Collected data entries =
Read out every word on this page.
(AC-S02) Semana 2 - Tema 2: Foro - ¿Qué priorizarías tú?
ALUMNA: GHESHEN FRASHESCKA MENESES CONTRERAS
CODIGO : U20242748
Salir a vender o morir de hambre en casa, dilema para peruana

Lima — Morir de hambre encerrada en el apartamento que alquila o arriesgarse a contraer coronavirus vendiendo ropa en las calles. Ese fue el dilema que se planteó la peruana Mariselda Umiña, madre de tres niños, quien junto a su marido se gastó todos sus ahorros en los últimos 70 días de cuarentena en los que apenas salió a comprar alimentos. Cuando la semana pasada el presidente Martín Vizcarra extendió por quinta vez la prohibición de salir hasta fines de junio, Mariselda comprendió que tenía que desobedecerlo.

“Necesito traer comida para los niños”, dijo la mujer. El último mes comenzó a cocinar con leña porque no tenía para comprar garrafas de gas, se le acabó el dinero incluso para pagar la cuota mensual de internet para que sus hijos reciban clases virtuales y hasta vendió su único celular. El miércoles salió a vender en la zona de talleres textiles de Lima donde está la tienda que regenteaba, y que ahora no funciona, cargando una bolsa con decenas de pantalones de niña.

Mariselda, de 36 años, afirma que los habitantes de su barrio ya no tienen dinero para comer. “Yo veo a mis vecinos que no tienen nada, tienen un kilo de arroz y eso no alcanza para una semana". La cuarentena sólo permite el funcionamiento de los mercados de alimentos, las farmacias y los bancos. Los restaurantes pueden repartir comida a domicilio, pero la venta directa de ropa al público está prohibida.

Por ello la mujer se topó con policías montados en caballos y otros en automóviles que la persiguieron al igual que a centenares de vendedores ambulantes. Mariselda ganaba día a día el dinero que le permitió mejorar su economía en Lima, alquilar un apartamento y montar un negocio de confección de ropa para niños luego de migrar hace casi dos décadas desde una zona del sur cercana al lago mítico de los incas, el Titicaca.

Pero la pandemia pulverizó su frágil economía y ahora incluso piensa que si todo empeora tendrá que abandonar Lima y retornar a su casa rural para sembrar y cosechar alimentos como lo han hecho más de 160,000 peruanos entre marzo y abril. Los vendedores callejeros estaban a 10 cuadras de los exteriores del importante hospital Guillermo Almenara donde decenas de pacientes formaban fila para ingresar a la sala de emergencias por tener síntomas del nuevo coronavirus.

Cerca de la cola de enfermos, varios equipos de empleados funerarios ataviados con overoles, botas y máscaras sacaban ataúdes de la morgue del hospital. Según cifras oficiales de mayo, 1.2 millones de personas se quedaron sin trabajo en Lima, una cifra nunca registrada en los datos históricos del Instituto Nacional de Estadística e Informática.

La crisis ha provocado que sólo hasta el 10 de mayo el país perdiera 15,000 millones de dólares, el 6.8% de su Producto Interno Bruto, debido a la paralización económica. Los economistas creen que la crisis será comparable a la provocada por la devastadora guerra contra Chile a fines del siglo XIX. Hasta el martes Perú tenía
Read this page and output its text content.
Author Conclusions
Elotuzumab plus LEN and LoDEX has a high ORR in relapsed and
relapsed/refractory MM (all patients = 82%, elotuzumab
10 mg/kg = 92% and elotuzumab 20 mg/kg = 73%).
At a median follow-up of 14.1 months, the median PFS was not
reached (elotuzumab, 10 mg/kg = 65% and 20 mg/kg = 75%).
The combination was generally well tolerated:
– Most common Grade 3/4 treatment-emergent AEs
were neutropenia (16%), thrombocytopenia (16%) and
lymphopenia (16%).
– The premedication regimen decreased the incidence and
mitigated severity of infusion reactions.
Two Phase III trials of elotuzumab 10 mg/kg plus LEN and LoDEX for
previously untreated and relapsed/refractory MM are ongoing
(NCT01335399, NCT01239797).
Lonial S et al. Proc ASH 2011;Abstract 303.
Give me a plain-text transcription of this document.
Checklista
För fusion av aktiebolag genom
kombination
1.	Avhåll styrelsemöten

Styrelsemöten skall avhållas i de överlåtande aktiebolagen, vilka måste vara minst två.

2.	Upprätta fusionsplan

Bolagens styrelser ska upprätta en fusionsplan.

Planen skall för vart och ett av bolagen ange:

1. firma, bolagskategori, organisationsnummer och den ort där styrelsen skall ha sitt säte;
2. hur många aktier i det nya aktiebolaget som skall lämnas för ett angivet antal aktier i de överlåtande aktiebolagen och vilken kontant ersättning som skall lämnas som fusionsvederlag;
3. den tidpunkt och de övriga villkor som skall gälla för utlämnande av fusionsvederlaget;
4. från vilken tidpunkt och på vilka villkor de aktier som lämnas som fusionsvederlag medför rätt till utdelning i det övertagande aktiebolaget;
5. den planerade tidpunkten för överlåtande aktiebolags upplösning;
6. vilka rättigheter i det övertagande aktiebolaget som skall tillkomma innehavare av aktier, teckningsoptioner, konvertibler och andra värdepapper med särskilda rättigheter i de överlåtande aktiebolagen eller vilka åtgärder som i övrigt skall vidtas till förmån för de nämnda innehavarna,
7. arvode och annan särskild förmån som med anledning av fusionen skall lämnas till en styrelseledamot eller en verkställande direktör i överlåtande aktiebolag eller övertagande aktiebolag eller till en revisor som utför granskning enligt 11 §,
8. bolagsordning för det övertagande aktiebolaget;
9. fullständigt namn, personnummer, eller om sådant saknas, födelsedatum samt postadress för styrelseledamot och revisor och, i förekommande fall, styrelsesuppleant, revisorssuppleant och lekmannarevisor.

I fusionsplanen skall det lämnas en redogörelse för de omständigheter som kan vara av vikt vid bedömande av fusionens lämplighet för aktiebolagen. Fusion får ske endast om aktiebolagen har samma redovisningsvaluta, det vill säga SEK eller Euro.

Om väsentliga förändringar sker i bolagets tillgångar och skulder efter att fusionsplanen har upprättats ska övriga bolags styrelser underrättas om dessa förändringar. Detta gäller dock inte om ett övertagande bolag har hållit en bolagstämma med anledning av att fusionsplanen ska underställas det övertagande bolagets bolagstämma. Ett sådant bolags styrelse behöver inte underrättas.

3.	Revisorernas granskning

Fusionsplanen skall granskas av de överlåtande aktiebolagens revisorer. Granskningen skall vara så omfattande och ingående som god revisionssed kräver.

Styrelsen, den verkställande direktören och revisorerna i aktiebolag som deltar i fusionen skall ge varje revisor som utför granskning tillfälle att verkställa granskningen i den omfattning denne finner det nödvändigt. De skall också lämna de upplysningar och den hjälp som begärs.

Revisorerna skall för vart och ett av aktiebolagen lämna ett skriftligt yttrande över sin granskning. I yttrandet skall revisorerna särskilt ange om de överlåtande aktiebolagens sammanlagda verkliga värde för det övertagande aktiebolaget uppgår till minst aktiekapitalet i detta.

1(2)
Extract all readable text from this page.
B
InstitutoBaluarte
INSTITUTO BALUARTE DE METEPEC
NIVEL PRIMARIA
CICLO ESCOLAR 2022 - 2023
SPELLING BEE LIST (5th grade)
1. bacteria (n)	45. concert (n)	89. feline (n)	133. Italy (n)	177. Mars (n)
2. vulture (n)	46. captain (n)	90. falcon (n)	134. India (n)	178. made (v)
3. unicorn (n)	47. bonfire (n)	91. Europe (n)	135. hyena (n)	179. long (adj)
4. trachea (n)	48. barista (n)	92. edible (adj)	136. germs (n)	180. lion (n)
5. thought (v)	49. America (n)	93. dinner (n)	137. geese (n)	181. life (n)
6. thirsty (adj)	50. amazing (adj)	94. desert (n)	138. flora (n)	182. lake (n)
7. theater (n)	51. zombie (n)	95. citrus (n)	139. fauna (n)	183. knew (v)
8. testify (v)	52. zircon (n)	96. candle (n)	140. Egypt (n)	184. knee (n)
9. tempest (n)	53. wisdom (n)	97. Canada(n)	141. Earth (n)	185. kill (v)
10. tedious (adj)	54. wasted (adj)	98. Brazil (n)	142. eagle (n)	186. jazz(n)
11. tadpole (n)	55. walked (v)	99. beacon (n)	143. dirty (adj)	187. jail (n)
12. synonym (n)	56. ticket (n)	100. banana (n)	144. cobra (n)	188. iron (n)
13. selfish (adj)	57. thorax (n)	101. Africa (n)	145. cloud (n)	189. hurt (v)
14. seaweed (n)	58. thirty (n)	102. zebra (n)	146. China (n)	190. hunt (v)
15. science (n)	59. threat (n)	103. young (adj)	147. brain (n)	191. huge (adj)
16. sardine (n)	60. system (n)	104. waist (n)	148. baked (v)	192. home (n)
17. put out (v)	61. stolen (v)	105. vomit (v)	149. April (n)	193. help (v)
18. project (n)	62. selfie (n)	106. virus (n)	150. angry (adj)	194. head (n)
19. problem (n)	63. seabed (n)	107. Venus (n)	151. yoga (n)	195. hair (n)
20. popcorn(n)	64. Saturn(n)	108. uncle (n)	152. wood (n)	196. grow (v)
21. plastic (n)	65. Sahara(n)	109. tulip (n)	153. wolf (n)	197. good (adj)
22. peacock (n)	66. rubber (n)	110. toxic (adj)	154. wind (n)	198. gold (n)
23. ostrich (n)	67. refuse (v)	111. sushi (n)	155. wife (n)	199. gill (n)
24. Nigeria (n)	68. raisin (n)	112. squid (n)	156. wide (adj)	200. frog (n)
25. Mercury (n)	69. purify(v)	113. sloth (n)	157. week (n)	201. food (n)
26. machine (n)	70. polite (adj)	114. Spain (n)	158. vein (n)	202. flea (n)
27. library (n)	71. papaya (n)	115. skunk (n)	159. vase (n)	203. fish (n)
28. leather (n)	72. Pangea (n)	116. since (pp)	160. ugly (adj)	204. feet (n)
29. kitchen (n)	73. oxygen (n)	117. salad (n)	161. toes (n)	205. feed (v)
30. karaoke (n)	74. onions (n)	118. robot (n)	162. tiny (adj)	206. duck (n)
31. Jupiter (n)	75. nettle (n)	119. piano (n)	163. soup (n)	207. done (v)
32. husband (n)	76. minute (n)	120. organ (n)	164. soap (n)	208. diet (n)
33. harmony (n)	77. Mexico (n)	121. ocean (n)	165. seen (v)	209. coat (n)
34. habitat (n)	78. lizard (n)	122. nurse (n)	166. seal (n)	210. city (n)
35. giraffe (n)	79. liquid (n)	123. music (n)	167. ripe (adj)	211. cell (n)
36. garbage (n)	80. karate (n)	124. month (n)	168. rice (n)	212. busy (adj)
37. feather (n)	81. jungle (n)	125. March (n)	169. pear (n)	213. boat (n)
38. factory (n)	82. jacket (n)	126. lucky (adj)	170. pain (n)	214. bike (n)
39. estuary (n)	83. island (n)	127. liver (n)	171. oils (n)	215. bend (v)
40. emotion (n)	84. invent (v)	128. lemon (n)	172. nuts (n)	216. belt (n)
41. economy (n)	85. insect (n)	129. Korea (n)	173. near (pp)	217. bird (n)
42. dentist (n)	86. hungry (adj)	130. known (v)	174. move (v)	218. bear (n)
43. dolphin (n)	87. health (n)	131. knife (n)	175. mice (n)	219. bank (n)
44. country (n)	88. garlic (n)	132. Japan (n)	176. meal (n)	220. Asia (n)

ASSIGNED TASK = Show the lines of the data that hold the word "lämnas".

ANSWER SPACE =
2. hur många aktier i det nya aktiebolaget som skall lämnas för ett angivet antal aktier i de överlåtande aktiebolagen och vilken kontant ersättning som skall lämnas som fusionsvederlag;
4. från vilken tidpunkt och på vilka villkor de aktier som lämnas som fusionsvederlag medför rätt till utdelning i det övertagande aktiebolaget;
7. arvode och annan särskild förmån som med anledning av fusionen skall lämnas till en styrelseledamot eller en verkställande direktör i överlåtande aktiebolag eller övertagande aktiebolag eller till en revisor som utför granskning enligt 11 §,
I fusionsplanen skall det lämnas en redogörelse för de omständigheter som kan vara av vikt vid bedömande av fusionens lämplighet för aktiebolagen. Fusion får ske endast om aktiebolagen har samma redovisningsvaluta, det vill säga SEK eller Euro.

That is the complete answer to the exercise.